* Begin SUPPLIED RECORDS *

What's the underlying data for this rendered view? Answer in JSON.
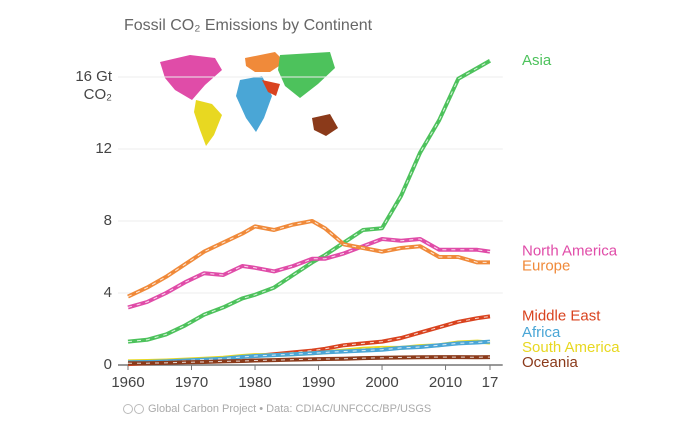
{
  "chart_data": {
    "type": "line",
    "title": "Fossil CO₂ Emissions by Continent",
    "ylabel": "CO₂",
    "source": "Global Carbon Project • Data: CDIAC/UNFCCC/BP/USGS",
    "x": [
      1960,
      1963,
      1966,
      1969,
      1972,
      1975,
      1978,
      1980,
      1983,
      1986,
      1989,
      1991,
      1994,
      1997,
      2000,
      2003,
      2006,
      2009,
      2012,
      2015,
      2017
    ],
    "series": [
      {
        "name": "Asia",
        "color": "#4dc25c",
        "values": [
          1.3,
          1.4,
          1.7,
          2.2,
          2.8,
          3.2,
          3.7,
          3.9,
          4.3,
          5.0,
          5.7,
          6.1,
          6.8,
          7.5,
          7.6,
          9.4,
          11.8,
          13.6,
          15.9,
          16.5,
          16.9
        ]
      },
      {
        "name": "North America",
        "color": "#e04ca8",
        "values": [
          3.2,
          3.5,
          4.0,
          4.6,
          5.1,
          5.0,
          5.5,
          5.4,
          5.2,
          5.5,
          5.9,
          5.9,
          6.2,
          6.6,
          7.0,
          6.9,
          7.0,
          6.4,
          6.4,
          6.4,
          6.3
        ]
      },
      {
        "name": "Europe",
        "color": "#f08a3a",
        "values": [
          3.8,
          4.3,
          4.9,
          5.6,
          6.3,
          6.8,
          7.3,
          7.7,
          7.5,
          7.8,
          8.0,
          7.6,
          6.7,
          6.5,
          6.3,
          6.5,
          6.6,
          6.0,
          6.0,
          5.7,
          5.7
        ]
      },
      {
        "name": "Middle East",
        "color": "#d9431f",
        "values": [
          0.05,
          0.1,
          0.15,
          0.2,
          0.3,
          0.35,
          0.45,
          0.5,
          0.6,
          0.7,
          0.8,
          0.9,
          1.1,
          1.2,
          1.3,
          1.5,
          1.8,
          2.1,
          2.4,
          2.6,
          2.7
        ]
      },
      {
        "name": "South America",
        "color": "#e8d821",
        "values": [
          0.2,
          0.22,
          0.25,
          0.3,
          0.35,
          0.4,
          0.5,
          0.55,
          0.55,
          0.6,
          0.65,
          0.7,
          0.8,
          0.9,
          0.95,
          0.95,
          1.05,
          1.1,
          1.25,
          1.3,
          1.25
        ]
      },
      {
        "name": "Africa",
        "color": "#4aa6d6",
        "values": [
          0.15,
          0.17,
          0.2,
          0.25,
          0.3,
          0.35,
          0.45,
          0.5,
          0.55,
          0.6,
          0.65,
          0.7,
          0.75,
          0.8,
          0.85,
          0.95,
          1.0,
          1.1,
          1.2,
          1.25,
          1.3
        ]
      },
      {
        "name": "Oceania",
        "color": "#8b3a1a",
        "values": [
          0.1,
          0.1,
          0.12,
          0.15,
          0.17,
          0.2,
          0.22,
          0.25,
          0.27,
          0.3,
          0.32,
          0.33,
          0.35,
          0.38,
          0.4,
          0.42,
          0.43,
          0.44,
          0.44,
          0.43,
          0.44
        ]
      }
    ],
    "xlim": [
      1958,
      2019
    ],
    "xticks": [
      1960,
      1970,
      1980,
      1990,
      2000,
      2010,
      {
        "value": 2017,
        "label": "17"
      }
    ],
    "ylim": [
      0,
      18
    ],
    "yticks": [
      0,
      4,
      8,
      12,
      {
        "value": 16,
        "label": "16 Gt"
      }
    ],
    "grid": true
  }
}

* End SUPPLIED RECORDS *

Repeat the listing in full and exactly. Do not include any images.

> RESULT FOR THIS EXERCISE:
What's the underlying data for this rendered view? Answer in JSON.
{
  "chart_data": {
    "type": "line",
    "title": "Fossil CO₂ Emissions by Continent",
    "ylabel": "CO₂",
    "source": "Global Carbon Project • Data: CDIAC/UNFCCC/BP/USGS",
    "x": [
      1960,
      1963,
      1966,
      1969,
      1972,
      1975,
      1978,
      1980,
      1983,
      1986,
      1989,
      1991,
      1994,
      1997,
      2000,
      2003,
      2006,
      2009,
      2012,
      2015,
      2017
    ],
    "series": [
      {
        "name": "Asia",
        "color": "#4dc25c",
        "values": [
          1.3,
          1.4,
          1.7,
          2.2,
          2.8,
          3.2,
          3.7,
          3.9,
          4.3,
          5.0,
          5.7,
          6.1,
          6.8,
          7.5,
          7.6,
          9.4,
          11.8,
          13.6,
          15.9,
          16.5,
          16.9
        ]
      },
      {
        "name": "North America",
        "color": "#e04ca8",
        "values": [
          3.2,
          3.5,
          4.0,
          4.6,
          5.1,
          5.0,
          5.5,
          5.4,
          5.2,
          5.5,
          5.9,
          5.9,
          6.2,
          6.6,
          7.0,
          6.9,
          7.0,
          6.4,
          6.4,
          6.4,
          6.3
        ]
      },
      {
        "name": "Europe",
        "color": "#f08a3a",
        "values": [
          3.8,
          4.3,
          4.9,
          5.6,
          6.3,
          6.8,
          7.3,
          7.7,
          7.5,
          7.8,
          8.0,
          7.6,
          6.7,
          6.5,
          6.3,
          6.5,
          6.6,
          6.0,
          6.0,
          5.7,
          5.7
        ]
      },
      {
        "name": "Middle East",
        "color": "#d9431f",
        "values": [
          0.05,
          0.1,
          0.15,
          0.2,
          0.3,
          0.35,
          0.45,
          0.5,
          0.6,
          0.7,
          0.8,
          0.9,
          1.1,
          1.2,
          1.3,
          1.5,
          1.8,
          2.1,
          2.4,
          2.6,
          2.7
        ]
      },
      {
        "name": "South America",
        "color": "#e8d821",
        "values": [
          0.2,
          0.22,
          0.25,
          0.3,
          0.35,
          0.4,
          0.5,
          0.55,
          0.55,
          0.6,
          0.65,
          0.7,
          0.8,
          0.9,
          0.95,
          0.95,
          1.05,
          1.1,
          1.25,
          1.3,
          1.25
        ]
      },
      {
        "name": "Africa",
        "color": "#4aa6d6",
        "values": [
          0.15,
          0.17,
          0.2,
          0.25,
          0.3,
          0.35,
          0.45,
          0.5,
          0.55,
          0.6,
          0.65,
          0.7,
          0.75,
          0.8,
          0.85,
          0.95,
          1.0,
          1.1,
          1.2,
          1.25,
          1.3
        ]
      },
      {
        "name": "Oceania",
        "color": "#8b3a1a",
        "values": [
          0.1,
          0.1,
          0.12,
          0.15,
          0.17,
          0.2,
          0.22,
          0.25,
          0.27,
          0.3,
          0.32,
          0.33,
          0.35,
          0.38,
          0.4,
          0.42,
          0.43,
          0.44,
          0.44,
          0.43,
          0.44
        ]
      }
    ],
    "xlim": [
      1958,
      2019
    ],
    "xticks": [
      1960,
      1970,
      1980,
      1990,
      2000,
      2010,
      {
        "value": 2017,
        "label": "17"
      }
    ],
    "ylim": [
      0,
      18
    ],
    "yticks": [
      0,
      4,
      8,
      12,
      {
        "value": 16,
        "label": "16 Gt"
      }
    ],
    "grid": true
  }
}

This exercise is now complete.